**Task to carry out:** Filter the entries below, keeping only lines with the word "icon".
# # #
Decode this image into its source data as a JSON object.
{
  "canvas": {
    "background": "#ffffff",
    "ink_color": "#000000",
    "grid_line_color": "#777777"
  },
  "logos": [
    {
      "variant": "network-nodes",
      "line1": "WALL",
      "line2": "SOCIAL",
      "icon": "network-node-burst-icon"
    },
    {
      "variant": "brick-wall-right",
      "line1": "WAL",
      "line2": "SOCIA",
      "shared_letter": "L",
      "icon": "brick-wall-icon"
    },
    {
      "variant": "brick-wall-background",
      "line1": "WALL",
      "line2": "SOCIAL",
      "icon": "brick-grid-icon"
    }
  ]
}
# # #
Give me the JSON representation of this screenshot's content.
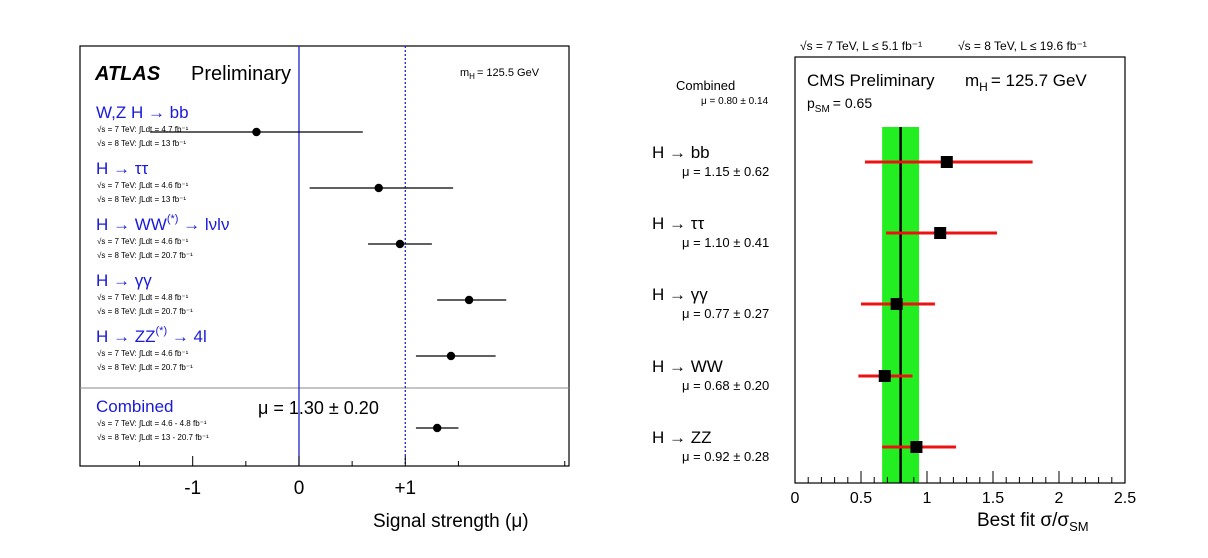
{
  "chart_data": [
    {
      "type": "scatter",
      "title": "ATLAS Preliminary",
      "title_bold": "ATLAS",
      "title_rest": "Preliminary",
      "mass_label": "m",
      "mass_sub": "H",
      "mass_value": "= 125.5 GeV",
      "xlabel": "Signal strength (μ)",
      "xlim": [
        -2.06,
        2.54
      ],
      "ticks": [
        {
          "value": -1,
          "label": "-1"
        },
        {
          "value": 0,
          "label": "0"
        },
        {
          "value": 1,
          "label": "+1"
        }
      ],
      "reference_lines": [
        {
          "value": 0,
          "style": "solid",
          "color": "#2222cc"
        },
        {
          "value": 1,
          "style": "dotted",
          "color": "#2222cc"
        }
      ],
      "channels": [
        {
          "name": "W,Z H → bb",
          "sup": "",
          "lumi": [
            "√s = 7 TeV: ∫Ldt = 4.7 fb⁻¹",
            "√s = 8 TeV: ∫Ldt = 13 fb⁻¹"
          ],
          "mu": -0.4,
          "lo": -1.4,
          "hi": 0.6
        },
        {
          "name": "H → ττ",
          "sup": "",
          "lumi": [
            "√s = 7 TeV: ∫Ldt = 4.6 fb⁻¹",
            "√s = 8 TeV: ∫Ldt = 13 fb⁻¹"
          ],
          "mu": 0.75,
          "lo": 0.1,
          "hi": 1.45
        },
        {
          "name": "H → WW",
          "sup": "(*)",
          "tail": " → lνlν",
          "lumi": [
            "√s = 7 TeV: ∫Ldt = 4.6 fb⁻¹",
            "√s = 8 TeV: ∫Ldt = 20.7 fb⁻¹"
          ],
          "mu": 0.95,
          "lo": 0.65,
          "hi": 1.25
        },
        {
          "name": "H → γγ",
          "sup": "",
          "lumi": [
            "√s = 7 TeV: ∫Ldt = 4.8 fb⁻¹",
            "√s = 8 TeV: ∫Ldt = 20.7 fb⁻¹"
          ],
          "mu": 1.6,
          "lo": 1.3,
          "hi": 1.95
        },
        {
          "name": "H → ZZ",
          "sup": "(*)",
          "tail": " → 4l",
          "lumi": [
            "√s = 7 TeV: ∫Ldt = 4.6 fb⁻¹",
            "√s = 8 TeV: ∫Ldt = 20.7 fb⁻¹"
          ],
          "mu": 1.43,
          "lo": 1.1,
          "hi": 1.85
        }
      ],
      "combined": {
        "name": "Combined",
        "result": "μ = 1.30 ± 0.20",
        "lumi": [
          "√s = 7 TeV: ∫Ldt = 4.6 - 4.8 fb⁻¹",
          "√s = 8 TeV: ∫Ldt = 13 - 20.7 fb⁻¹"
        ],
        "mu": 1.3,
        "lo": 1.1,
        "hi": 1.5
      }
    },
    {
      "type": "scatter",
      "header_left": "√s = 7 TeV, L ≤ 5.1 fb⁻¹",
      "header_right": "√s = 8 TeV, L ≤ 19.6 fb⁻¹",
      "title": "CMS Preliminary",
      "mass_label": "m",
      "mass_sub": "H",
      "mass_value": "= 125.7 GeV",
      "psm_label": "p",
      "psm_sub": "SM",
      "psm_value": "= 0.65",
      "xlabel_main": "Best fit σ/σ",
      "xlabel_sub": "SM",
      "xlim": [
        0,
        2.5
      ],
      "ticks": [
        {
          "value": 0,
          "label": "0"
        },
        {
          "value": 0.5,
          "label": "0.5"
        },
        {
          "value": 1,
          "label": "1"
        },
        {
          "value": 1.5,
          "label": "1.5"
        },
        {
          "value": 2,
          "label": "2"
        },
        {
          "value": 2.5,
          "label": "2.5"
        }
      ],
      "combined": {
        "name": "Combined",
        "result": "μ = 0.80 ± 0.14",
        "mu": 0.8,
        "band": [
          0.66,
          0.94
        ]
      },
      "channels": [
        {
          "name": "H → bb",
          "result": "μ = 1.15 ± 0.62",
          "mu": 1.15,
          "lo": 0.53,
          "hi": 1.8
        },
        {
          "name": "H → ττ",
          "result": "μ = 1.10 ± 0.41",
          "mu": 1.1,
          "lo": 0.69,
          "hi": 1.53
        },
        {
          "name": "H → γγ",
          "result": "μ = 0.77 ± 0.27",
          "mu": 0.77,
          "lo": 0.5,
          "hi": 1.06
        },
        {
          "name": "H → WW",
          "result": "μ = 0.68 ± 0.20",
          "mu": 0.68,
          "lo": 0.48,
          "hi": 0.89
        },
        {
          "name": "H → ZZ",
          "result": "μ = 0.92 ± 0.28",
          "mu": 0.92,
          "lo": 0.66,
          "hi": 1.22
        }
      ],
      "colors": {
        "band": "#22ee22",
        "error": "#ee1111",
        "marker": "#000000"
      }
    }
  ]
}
# # #
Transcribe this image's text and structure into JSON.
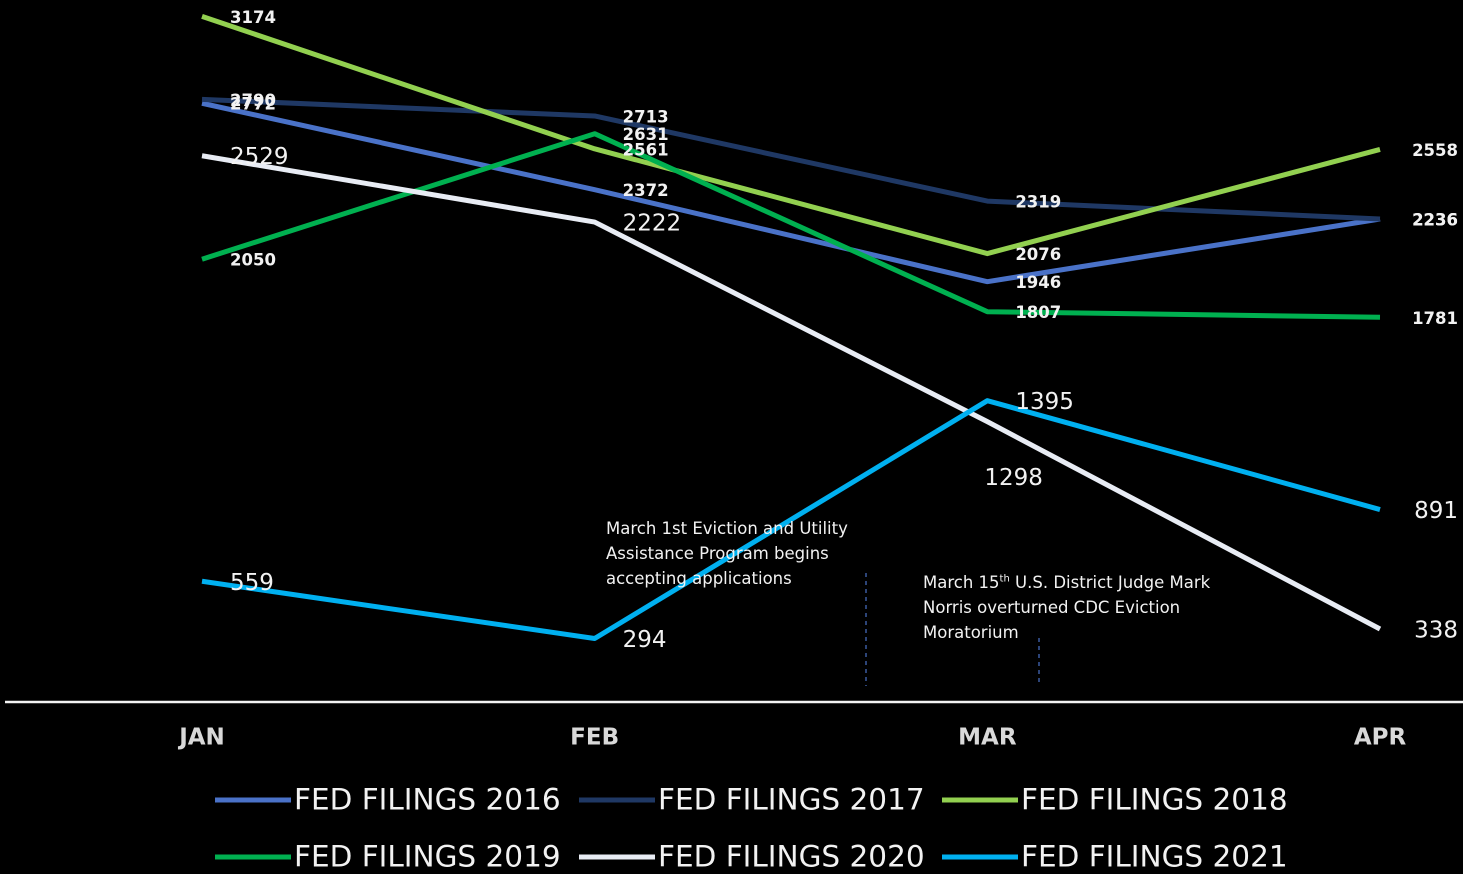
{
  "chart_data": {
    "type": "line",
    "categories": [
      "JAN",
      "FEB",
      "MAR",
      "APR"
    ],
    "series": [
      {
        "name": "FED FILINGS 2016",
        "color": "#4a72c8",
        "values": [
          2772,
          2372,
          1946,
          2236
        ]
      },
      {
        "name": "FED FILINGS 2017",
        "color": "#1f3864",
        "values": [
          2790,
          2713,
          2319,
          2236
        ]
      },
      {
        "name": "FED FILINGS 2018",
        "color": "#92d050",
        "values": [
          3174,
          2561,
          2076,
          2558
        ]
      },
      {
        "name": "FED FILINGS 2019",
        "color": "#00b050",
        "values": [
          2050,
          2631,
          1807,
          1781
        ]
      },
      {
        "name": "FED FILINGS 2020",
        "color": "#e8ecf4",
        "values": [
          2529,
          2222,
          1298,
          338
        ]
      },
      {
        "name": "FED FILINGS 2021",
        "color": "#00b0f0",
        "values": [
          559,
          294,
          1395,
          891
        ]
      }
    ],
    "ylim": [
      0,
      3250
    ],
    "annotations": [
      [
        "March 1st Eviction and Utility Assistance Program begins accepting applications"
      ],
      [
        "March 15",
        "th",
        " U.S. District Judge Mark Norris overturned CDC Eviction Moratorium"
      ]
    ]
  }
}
# # #
**Solution:**
      "icon": "network-node-burst-icon"
      "icon": "brick-wall-icon"
      "icon": "brick-grid-icon"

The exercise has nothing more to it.